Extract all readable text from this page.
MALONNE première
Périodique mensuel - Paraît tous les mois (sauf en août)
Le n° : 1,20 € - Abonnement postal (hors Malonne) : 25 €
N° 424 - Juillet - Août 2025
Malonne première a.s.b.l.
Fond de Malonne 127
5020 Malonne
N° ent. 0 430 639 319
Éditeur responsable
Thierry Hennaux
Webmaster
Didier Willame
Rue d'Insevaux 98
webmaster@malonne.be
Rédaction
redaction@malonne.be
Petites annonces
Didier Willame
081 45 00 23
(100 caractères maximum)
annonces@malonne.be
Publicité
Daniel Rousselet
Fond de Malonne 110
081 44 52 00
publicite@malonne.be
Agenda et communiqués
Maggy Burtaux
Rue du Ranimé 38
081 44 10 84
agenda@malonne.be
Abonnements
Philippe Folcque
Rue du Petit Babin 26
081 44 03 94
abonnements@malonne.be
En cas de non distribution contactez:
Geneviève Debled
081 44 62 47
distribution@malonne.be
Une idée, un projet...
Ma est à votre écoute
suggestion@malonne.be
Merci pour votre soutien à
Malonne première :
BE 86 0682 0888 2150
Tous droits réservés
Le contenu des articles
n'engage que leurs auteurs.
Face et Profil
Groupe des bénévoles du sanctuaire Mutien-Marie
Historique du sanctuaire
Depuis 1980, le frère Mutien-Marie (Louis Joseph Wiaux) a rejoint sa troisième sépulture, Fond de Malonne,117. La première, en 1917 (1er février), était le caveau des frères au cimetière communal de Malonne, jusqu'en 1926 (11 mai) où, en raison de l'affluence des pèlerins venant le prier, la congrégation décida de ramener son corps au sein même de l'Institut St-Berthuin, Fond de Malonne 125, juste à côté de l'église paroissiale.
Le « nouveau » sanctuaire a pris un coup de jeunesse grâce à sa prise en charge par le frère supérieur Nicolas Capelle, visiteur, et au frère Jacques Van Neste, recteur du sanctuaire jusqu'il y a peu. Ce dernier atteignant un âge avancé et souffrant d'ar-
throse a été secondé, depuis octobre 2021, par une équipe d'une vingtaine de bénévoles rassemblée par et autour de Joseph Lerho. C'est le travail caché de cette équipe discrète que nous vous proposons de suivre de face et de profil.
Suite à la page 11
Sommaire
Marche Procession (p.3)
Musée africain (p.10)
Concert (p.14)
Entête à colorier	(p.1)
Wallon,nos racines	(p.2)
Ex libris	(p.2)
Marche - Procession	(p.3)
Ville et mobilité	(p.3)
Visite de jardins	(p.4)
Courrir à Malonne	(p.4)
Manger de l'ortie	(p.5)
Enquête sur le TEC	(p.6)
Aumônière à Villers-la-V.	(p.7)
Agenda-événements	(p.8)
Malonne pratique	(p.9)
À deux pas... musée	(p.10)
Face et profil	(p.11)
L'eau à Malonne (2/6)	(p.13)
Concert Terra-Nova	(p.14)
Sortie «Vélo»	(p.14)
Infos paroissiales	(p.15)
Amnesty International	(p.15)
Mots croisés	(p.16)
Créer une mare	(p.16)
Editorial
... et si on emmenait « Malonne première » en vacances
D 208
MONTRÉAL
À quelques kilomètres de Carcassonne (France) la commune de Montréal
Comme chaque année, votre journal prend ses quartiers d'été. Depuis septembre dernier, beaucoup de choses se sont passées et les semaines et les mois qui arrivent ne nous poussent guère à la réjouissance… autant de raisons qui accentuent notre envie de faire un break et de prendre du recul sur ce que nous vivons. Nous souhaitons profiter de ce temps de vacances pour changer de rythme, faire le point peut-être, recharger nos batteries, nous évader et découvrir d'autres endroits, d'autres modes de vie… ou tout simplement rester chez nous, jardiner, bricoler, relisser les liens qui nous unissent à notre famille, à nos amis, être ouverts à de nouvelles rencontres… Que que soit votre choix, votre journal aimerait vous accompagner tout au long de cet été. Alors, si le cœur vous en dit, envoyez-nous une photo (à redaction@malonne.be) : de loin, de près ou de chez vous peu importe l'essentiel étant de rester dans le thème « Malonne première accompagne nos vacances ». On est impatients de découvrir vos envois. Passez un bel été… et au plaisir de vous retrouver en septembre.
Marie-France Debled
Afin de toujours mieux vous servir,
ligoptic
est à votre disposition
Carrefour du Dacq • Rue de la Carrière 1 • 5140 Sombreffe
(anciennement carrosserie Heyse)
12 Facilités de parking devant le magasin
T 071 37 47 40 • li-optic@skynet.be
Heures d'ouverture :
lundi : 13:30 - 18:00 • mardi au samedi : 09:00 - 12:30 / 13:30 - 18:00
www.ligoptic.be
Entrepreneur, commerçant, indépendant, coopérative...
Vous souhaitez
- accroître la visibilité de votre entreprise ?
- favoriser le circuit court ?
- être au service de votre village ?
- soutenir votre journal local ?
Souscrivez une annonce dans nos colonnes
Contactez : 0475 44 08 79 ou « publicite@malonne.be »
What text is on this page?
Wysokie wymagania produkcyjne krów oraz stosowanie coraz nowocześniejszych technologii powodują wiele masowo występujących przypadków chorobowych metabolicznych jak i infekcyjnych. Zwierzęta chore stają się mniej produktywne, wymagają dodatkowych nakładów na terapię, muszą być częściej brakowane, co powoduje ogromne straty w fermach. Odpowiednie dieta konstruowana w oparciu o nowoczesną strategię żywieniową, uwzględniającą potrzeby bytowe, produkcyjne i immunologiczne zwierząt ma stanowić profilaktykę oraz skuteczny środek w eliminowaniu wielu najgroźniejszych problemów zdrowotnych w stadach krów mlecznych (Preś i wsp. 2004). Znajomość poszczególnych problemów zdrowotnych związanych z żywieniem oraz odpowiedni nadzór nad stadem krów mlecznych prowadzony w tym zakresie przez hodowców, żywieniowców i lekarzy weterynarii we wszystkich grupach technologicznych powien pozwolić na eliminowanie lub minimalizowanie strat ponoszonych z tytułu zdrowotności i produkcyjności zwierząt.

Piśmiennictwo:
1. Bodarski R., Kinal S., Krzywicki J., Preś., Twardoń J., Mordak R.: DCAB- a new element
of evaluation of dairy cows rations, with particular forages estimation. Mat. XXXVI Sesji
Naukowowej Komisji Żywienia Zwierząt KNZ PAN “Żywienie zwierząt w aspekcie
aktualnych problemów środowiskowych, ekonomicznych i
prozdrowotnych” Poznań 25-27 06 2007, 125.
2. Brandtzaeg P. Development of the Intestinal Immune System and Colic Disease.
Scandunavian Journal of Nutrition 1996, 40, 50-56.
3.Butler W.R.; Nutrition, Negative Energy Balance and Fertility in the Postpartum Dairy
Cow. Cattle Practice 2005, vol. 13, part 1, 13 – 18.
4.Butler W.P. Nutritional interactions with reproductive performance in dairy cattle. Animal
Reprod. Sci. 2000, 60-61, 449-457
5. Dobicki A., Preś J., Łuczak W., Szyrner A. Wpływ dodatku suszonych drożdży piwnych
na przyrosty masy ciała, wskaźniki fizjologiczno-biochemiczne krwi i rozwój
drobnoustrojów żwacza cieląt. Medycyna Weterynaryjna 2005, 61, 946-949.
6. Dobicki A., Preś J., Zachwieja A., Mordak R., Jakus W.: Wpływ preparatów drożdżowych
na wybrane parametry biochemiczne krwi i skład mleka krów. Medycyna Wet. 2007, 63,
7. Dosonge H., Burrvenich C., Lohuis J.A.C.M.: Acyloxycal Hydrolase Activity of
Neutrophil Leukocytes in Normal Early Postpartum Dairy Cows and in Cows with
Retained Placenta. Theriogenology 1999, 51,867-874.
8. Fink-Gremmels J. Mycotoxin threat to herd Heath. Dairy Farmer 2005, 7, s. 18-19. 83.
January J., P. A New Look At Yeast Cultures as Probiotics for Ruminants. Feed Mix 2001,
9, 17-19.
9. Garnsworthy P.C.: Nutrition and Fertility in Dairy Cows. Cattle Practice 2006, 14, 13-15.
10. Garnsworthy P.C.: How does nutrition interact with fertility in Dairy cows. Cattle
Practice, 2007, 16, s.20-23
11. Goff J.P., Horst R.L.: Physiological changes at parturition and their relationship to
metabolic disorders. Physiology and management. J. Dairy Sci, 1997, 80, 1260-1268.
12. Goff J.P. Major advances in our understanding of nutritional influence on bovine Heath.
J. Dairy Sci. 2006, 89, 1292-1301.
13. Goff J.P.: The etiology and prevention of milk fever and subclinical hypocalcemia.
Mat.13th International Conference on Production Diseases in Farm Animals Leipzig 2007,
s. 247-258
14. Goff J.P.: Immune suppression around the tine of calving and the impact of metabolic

# # # # # # #

• _About this exercise_:
Lines in the records above that carry the word "bénévoles" are to be located and copied.

• _Written reply_:
Groupe des bénévoles du sanctuaire Mutien-Marie
throse a été secondé, depuis octobre 2021, par une équipe d'une vingtaine de bénévoles rassemblée par et autour de Joseph Lerho. C'est le travail caché de cette équipe discrète que nous vous proposons de suivre de face et de profil.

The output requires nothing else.